**Текст для чтения:**
Лет через тридцать, году в 2017-м, в Нижнем Новгороде проходила моя небольшая выставка. Тогда я впервые попал в знаменитый дом на обрыве, один из многих построенных моим прапрадедом Михаилом и другими Рукавишниковыми. Совсем недавно в нем закончили реставрацию: многое получилось странновато — например, изумрудно-зеленый цвет стен. Но все равно приятно. Впрочем, я сам виноват, что все получилось неидеально. Когда реставрация только начиналась, мне предлагали поучаствовать, на что я запальчиво ответил: «Мы будем строить, а вы — ломать. Потом еще просите помогать восстанавливать». Те, к кому я обратился — те самые «вы» — удивились, так как ломали их деды, а не они сами. Да и сравнивать мои финансовые возможности с прадедовскими смешно. Мы с папой часто иронизировали на эту тему. Он говорил: «Представляешь, как они на том свете смеются, глядя на нас, скребущихся здесь в поисках кедровых орешков?»

Но по-настоящему ощутил я эту самую разницу в доходах, только побывав в Подвязье. Имение это сначала принадлежало семье Приклонских, потом его купил мой прадед Сергей. Графиня Прасковья, последняя из рода Приклонских, напрочь отказывалась продавать имение потомку купцов. Поэтому только после ее смерти Сергею удалось купить Подвязье. Говорят, что дух Прасковьи до сих пор появляется в образе вороны в церкви, построенной ее предками. Кстати, церковь эта имеет необычную форму эллипса. По слухам, там проходили масонские ритуалы. Вскоре имение было признано лучшим в России.

С возвышенности, где расположено имение, открывается нереальной красоты и мощи вид на равнину, испещренную до горизонта прихотливым узором притоков Волги. Только вот само имение, хоть прошло каких-то жалких сто лет, благодаря неустанным усилиям советских поселян и поселянок, увы, превратилось в руины в стиле фэнтези. К слову, варварам Бренна2 и другим иноземцам потребовалось для подобного разграбления и разрушения Рима пятнадцать веков. А наши сумели всего за столетие! Какая целеустремленность, какие молодцы. При этом по останкам — толщине стен, дубовым рамам — отчетливо видно, что качество строений было отменное. Там были и шлюзы для причаливания судов, и свои пароходы, и маслобойни с английским оборудованием. То была прихоть Сергея. Кстати, формы для сливочного масла делал сам Шехтель, частенько работавший у прадеда и со временем превратившийся в друга семьи. А еще: конные заводы с лошадьми лучших пород, привезенными со всего мира. Это сейчас кажется чем-то обыденным, а вы почитайте книгу «Железный посыл» сильнейшего советского жокея Николая Насибова — он там подробно описал свои мытарства в попытках привезти породистого жеребца из-за границы. Кроме прочего — рыжие коровы из Великобритании, мощная и красивая водонапорная башня, немного обезьянничащая наклоном с Пизанской. Отдельно стоящее здание оранжереи с громадными окнами, где выращивалось бог знает что. Оно было расположено таким образом, чтобы завтракающие могли наслаждаться видом, а летом, когда были раскрыты окна, и запахом экзотических растений и цветов. Входная группа основного господского дома была спроектирована так, что хозяева и гости могли заезжать верхом, не спешиваясь, на второй этаж в дом, где слуги, ожидавшие их на экстерьерной широкой полулестнице-полупандусе, принимали разгоряченных скакунов и вели их сначала выхаживать на карусели, а после в светлые и просторные денники конюшен.

[Строки, взятые из коллекции]
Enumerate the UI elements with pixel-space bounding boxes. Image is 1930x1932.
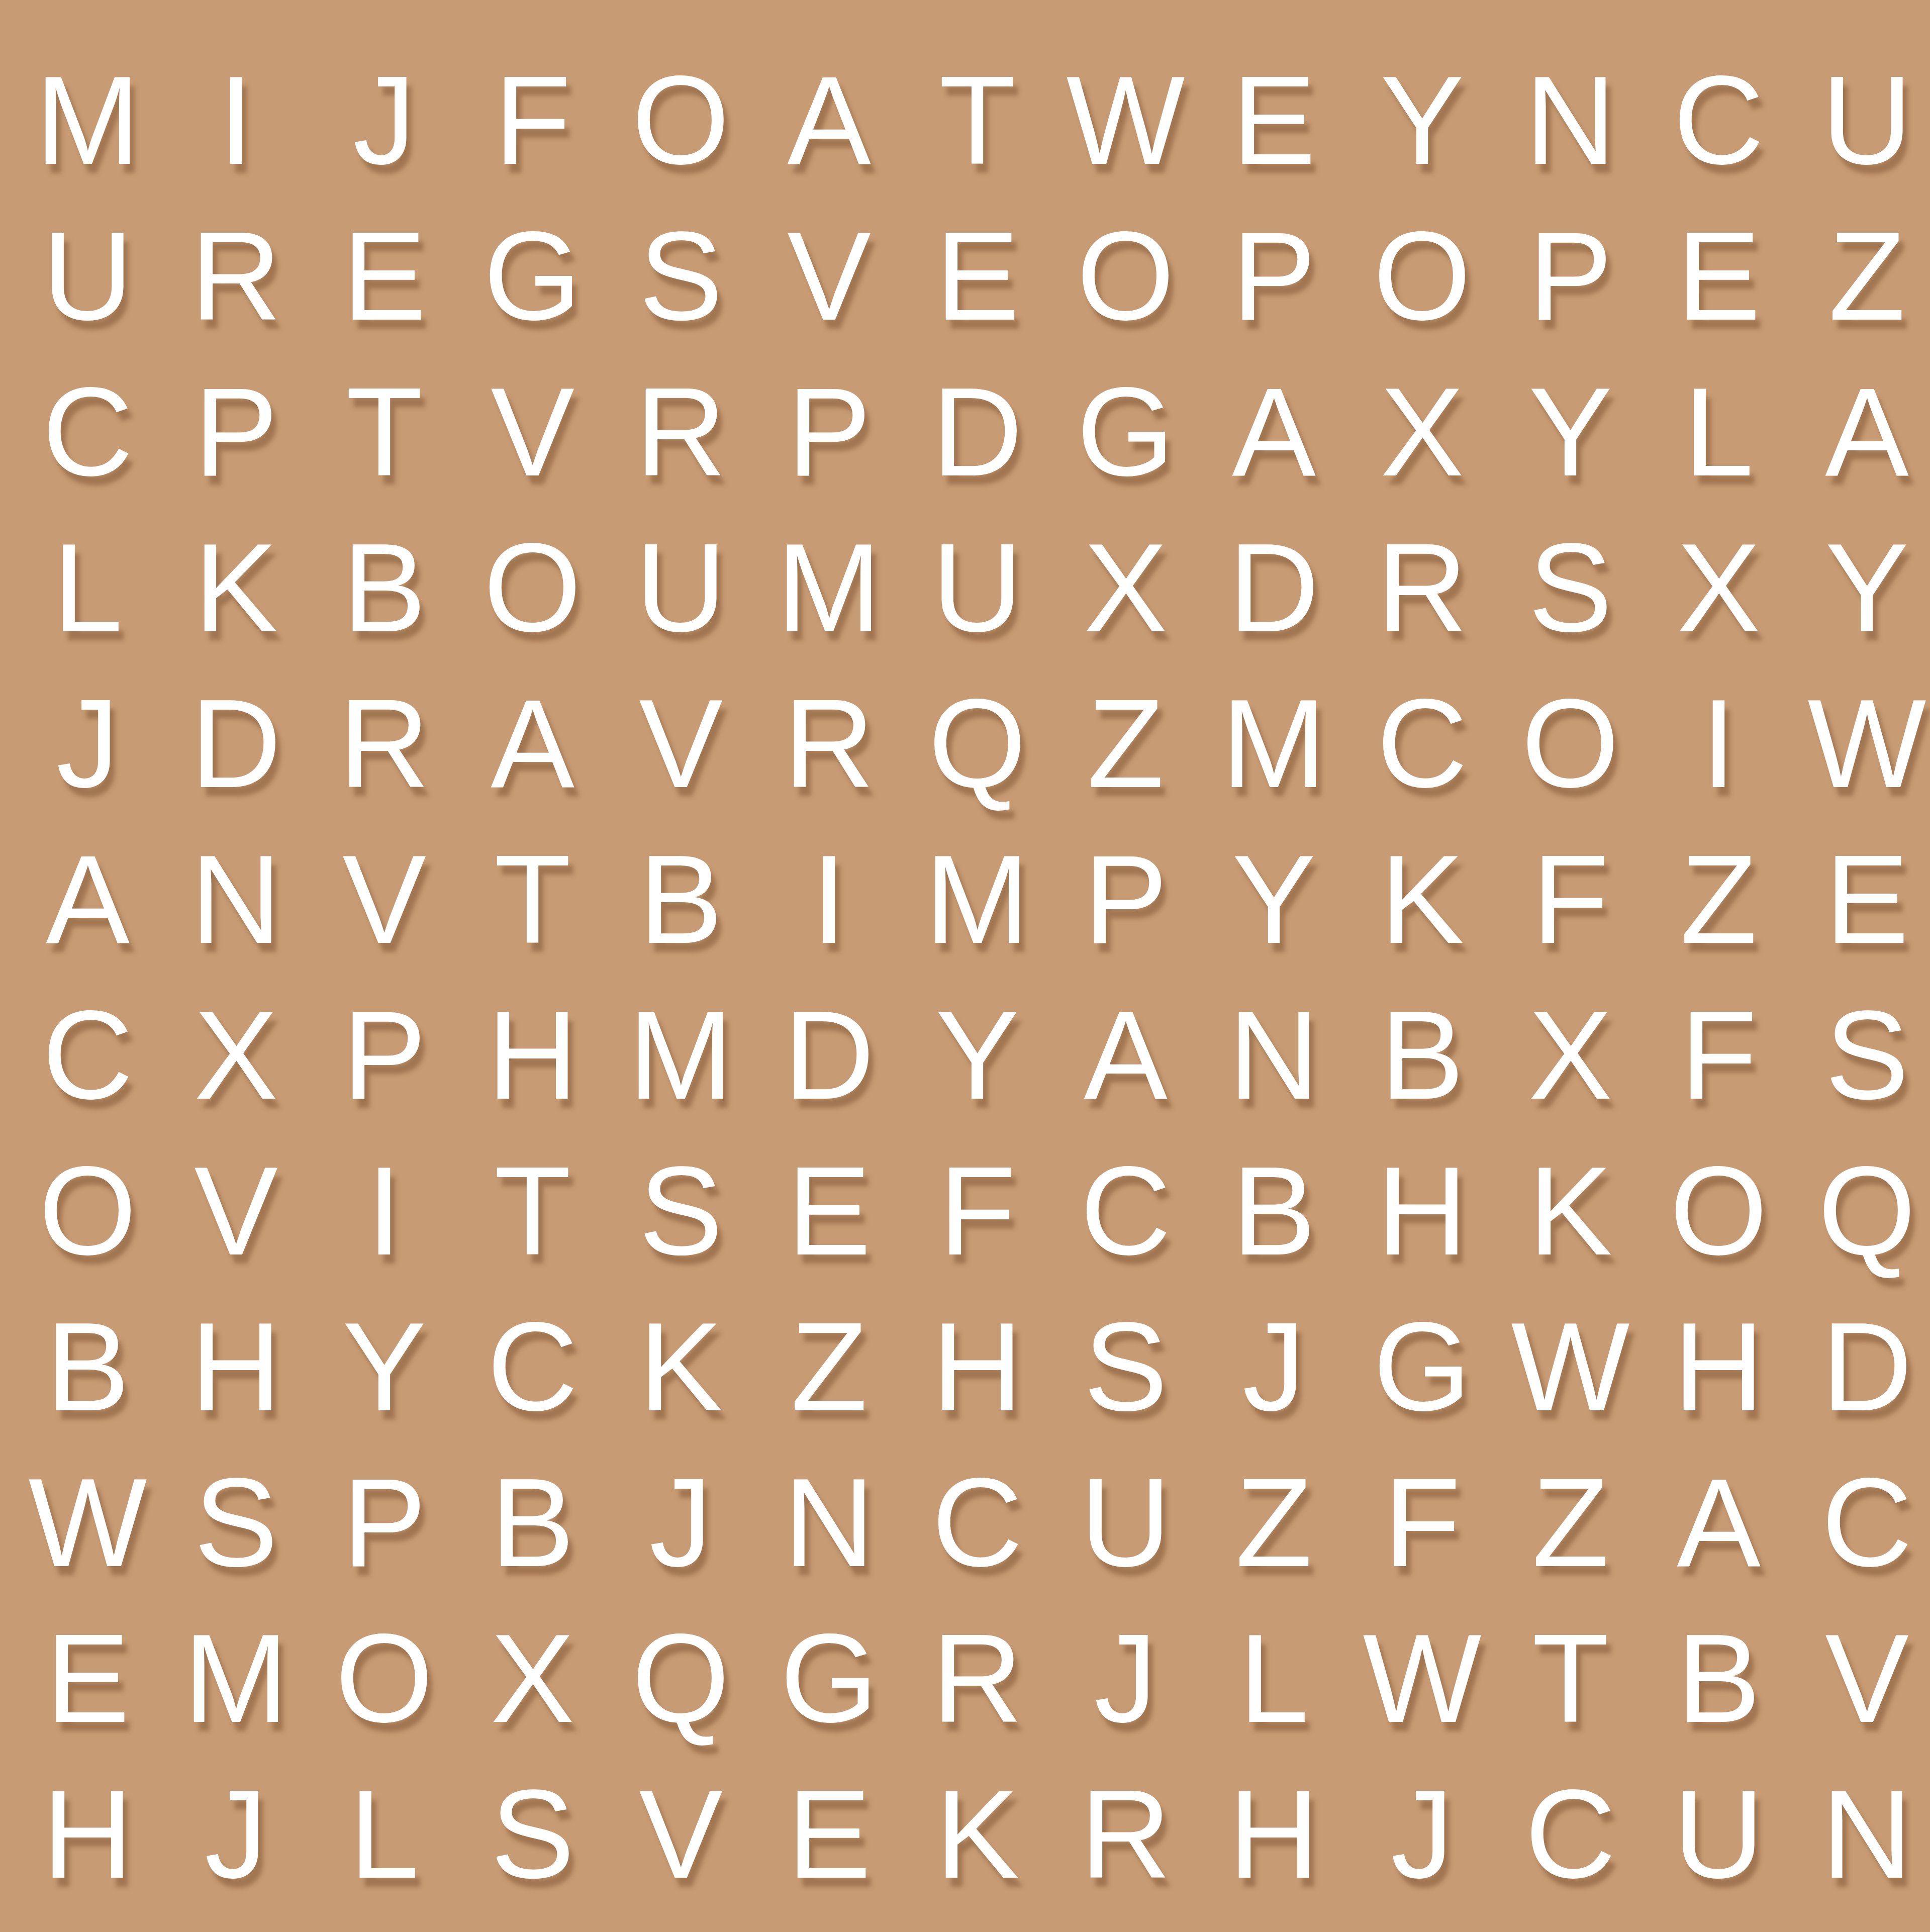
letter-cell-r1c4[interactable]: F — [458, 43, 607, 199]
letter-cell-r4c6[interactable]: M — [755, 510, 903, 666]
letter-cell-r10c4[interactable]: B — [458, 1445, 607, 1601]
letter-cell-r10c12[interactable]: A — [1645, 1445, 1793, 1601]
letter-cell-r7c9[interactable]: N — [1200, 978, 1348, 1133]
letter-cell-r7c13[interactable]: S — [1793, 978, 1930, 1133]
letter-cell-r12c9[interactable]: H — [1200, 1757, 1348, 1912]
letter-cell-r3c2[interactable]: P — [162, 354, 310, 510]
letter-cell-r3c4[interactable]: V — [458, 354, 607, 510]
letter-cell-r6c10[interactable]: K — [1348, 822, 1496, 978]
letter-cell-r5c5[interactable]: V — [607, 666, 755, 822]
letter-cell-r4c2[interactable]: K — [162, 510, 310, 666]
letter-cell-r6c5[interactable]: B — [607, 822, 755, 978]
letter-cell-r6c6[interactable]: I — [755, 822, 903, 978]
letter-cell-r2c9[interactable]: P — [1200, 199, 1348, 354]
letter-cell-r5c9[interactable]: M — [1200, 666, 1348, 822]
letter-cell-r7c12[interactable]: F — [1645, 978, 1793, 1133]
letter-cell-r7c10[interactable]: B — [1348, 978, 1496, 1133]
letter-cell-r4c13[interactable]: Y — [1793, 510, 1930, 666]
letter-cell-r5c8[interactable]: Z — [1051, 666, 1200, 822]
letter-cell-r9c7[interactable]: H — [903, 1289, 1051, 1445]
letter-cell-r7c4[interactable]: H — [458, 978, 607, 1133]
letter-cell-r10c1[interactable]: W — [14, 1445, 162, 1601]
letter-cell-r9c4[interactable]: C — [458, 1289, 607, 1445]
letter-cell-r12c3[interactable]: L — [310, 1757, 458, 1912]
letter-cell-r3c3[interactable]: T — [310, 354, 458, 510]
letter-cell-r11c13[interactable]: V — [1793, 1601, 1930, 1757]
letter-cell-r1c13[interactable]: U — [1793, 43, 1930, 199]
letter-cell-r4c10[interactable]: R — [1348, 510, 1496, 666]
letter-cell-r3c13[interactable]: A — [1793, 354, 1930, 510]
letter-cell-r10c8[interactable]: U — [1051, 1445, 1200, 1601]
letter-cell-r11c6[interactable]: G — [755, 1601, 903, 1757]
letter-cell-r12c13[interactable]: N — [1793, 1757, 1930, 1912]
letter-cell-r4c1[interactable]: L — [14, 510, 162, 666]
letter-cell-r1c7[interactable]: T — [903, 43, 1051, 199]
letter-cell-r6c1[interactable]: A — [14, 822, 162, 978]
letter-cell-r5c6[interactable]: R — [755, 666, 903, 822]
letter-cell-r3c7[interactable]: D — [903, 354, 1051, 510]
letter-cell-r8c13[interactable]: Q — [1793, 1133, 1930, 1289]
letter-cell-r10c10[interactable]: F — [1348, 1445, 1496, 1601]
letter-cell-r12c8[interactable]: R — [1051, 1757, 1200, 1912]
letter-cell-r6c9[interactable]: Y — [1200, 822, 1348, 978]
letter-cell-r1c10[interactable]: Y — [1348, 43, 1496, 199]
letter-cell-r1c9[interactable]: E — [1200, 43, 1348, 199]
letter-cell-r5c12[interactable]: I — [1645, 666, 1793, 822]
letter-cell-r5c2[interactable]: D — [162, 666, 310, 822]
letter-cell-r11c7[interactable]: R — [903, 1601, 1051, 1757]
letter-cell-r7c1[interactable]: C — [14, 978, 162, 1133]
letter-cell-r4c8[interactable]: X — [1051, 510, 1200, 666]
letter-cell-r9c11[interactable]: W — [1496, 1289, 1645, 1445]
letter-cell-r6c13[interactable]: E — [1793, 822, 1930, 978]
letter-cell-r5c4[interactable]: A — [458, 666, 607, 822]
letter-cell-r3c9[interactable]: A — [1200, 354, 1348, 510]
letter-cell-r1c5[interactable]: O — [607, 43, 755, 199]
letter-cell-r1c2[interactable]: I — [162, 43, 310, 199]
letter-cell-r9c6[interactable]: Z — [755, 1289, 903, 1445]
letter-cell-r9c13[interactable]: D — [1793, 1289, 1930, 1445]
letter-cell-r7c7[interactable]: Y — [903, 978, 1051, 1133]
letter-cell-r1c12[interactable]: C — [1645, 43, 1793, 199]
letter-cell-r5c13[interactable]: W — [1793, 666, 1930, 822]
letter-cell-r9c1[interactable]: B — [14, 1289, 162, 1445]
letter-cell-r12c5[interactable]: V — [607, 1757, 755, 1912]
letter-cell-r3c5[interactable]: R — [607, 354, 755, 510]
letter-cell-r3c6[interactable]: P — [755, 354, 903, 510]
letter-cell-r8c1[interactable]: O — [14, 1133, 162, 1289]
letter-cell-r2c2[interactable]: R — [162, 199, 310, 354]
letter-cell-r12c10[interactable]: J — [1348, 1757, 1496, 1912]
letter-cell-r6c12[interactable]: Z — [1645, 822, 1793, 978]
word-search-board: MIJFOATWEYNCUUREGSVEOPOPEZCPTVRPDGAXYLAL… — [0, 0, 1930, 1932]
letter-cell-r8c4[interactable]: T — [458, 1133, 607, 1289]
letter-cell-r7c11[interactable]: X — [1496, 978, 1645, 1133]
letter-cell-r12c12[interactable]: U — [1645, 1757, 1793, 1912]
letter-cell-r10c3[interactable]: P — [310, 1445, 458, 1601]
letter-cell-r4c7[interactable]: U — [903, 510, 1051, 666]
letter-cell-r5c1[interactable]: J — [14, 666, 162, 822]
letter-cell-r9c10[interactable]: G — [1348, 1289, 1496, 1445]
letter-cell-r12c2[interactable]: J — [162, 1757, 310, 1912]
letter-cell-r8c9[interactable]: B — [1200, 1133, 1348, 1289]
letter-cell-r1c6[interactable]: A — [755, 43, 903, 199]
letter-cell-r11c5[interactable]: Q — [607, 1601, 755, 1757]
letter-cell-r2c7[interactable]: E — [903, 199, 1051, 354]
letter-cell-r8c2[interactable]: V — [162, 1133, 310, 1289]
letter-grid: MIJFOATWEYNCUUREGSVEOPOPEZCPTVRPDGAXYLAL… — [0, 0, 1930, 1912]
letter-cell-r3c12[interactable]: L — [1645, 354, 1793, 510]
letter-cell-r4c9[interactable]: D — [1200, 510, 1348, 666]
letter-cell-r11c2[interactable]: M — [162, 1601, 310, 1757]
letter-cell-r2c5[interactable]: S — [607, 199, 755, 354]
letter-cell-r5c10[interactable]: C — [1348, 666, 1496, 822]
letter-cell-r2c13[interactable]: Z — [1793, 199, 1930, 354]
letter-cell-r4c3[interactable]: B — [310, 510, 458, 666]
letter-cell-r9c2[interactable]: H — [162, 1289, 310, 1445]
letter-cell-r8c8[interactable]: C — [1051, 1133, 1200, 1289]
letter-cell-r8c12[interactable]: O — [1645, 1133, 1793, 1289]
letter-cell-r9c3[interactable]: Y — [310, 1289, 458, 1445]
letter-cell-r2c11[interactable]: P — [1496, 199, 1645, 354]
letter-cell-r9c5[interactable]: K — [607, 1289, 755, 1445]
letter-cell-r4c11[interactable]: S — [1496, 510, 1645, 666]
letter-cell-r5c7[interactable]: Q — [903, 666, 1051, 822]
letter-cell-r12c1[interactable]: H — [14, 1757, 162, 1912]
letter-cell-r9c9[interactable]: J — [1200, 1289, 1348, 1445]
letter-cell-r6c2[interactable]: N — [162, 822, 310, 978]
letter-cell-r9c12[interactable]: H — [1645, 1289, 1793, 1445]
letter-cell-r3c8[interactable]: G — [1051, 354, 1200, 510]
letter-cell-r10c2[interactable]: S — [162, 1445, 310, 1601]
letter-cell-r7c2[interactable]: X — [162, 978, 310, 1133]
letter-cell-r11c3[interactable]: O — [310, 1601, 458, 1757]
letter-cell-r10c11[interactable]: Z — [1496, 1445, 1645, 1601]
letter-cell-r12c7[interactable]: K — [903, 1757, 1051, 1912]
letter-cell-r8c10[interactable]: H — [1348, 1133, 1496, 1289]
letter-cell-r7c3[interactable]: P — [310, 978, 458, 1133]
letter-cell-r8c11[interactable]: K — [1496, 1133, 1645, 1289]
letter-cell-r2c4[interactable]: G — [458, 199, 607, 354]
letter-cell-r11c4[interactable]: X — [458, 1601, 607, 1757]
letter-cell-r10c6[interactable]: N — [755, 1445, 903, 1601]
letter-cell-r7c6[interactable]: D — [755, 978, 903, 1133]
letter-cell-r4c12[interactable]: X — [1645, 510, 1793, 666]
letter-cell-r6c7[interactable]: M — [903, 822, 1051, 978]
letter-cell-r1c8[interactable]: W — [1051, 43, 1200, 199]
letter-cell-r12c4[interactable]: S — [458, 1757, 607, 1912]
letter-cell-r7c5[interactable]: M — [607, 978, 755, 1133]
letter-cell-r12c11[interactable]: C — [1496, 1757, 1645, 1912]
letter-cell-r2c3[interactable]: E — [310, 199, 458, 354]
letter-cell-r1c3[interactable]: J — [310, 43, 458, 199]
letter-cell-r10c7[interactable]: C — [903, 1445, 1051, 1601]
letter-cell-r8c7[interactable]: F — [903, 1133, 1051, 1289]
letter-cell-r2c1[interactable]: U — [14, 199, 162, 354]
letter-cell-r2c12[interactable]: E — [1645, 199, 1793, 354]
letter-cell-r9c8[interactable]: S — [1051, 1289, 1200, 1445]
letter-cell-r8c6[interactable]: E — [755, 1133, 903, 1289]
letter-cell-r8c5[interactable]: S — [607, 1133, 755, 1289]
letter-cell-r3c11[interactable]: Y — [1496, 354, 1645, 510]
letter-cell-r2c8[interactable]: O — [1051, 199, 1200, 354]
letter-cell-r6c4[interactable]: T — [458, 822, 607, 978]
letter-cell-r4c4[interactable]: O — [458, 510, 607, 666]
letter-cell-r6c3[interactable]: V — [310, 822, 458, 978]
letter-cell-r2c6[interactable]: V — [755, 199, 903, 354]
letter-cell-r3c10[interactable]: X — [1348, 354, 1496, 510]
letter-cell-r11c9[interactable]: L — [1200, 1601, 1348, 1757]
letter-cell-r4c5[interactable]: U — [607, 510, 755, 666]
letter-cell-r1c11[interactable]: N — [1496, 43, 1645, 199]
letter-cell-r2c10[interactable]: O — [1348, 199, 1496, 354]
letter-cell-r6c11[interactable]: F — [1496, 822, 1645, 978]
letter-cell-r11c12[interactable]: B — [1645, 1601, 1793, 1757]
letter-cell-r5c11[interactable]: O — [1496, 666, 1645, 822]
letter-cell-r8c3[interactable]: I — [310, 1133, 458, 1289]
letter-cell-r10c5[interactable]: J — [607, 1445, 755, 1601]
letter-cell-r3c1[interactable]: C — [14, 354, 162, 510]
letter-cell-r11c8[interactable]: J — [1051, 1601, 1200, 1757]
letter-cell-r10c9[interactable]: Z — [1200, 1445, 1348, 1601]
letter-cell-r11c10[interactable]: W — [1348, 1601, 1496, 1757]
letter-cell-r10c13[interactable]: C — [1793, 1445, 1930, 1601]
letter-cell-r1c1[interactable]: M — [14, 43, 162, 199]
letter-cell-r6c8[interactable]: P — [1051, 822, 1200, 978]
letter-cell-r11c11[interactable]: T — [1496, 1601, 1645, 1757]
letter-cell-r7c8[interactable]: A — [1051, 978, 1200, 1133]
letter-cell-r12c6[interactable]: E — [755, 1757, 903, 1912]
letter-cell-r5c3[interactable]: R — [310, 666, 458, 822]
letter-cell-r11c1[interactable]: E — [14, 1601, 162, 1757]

---

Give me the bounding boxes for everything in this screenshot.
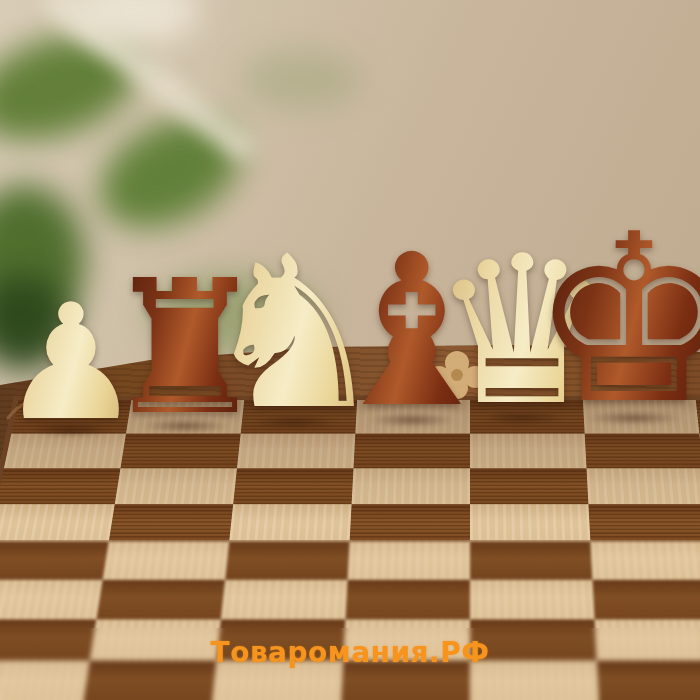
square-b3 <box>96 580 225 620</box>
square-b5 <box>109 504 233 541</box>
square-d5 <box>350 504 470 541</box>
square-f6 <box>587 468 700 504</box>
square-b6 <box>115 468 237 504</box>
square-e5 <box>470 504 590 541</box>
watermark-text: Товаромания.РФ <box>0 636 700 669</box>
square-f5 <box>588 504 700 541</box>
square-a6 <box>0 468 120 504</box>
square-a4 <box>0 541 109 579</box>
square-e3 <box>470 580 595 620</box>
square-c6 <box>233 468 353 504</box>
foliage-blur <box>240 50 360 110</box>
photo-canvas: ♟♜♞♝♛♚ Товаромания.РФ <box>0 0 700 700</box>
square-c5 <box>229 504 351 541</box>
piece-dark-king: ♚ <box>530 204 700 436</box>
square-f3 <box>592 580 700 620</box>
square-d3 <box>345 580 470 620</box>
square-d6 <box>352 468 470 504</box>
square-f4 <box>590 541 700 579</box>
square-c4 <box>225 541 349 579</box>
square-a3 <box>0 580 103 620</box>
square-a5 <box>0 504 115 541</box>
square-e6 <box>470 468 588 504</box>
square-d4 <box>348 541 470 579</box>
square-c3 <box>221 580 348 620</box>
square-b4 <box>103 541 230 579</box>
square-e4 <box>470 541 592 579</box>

**Задания:**
A – Какую форму, согласно отрывку о Рукавишниковых, имеет церковь, построенная предками Приклонских?
B – Продолжите отрывок о Рукавишниковых, начав сразу после его последнего предложения.
Строки представляют собой отдельный материал и с отрывком о Рукавишниковых не связаны.

**Результаты:**
A – Форму эллипса.

B –
На заднем дворе имения располагалась специально устроенная дорога для водовозных повозок на случай поломки водопровода. Длинная липовая аллея, в начале которой растет дерево, что нельзя обхватить вдвоем, идет сначала параллельно дороге, в парк, дорога опускается к реке.

Когда свершилась Великая Октябрьская революция, молодой Митрофан находился в Подвязье и работал над усовершенствованием передвижных фресок, которые сам придумал. Прошло около года, и революционные рабочие и матросы добрались до Подвязья. Митрофан сразу согласился освободить имение, понимая, что против лома нет приема, и попросил их разрешения воспользоваться своим «роллс-ройсом». Трудовой народ не разрешил этого контре3, и молодой дед навсегда покинул свое родное, с детства любимое Подвязье на катере со своим помощником Альдо, которого он привез из Флоренции. Спасибо, что не убили и не съели. Не могу понять, почему он остался в России, которой уже к этому времени не было. Я бы, наверное, плюнул и уехал.

Контекст

Я родился в Москве осенью пятидесятого года. Страна еще не совсем оправилась от недавно закончившейся страшной войны, жили довольно тяжело, но были счастливы. Еще бы: заслуженная гордость перехватывала горло, а после таких испытаний любая жизнь покажется раем. Мои бабушки, дед, родители, их многочисленные друзья — все были на позитиве, ходили толпами друг к другу в гости, отмечали бесконечные праздники, пели Вертинского и танцевали танго, а позже буги, сопровождаемые опаснейшими трюками. Пили и курили, как с цепи сорвались, искрометно, безостановочно шутили и все время ржали. Сейчас я подозреваю, что они еще что-то делали помимо этого, но тогда, будучи маленьким, я в основном находился дома и мне так казалось. Как ни странно, это эмоциональное состояние неплохо передают по большей части агитационные, конечно, но все равно замечательно сделанные советские фильмы тех лет. Хотя на улицах, особенно зимами, мне было неуютно. Еще долго после моего рождения, помню, в обледеневшем городе, в кромешной темноте под утро гудели заводы, и толпы серо-черно-коричневых горожан в нереальных разваливающихся ботинках и ботиках спешили на работу сквозь холод, снега и вьюги: на фабрики, в депо, поликлиники, милицию, закрытые НИИ, фабрики, кухни и прачечные. Потом все это как-то незаметно рассосалось.

Родившись в такой обстановке, ребенок не сомневается, что это норма, и только гораздо позже начинает постепенно понимать, что то, где он живет, ничего общего не имеет с Россией, его настоящей родиной. И оказывается, например, что поэтическая жизнь Парижа и Лондона по сравнению с петербургской дореволюционной была слегка провинциальна (Николай Гумилев так считал). Что вообще литература наша была известна и почиталась во всем мире, музыка тоже, и все декоративно-прикладное искусство, начиная от русского стекла и до мебели, ценилось везде. А оружие, а меха, а архитектура, а авто (вспомним барона Андрея Нагеля), а законодательство цен на ярмарках, например родной для нашего клана Нижегородской! А тем временем новая «прекрасная жизнь» ворвалась и набирала обороты.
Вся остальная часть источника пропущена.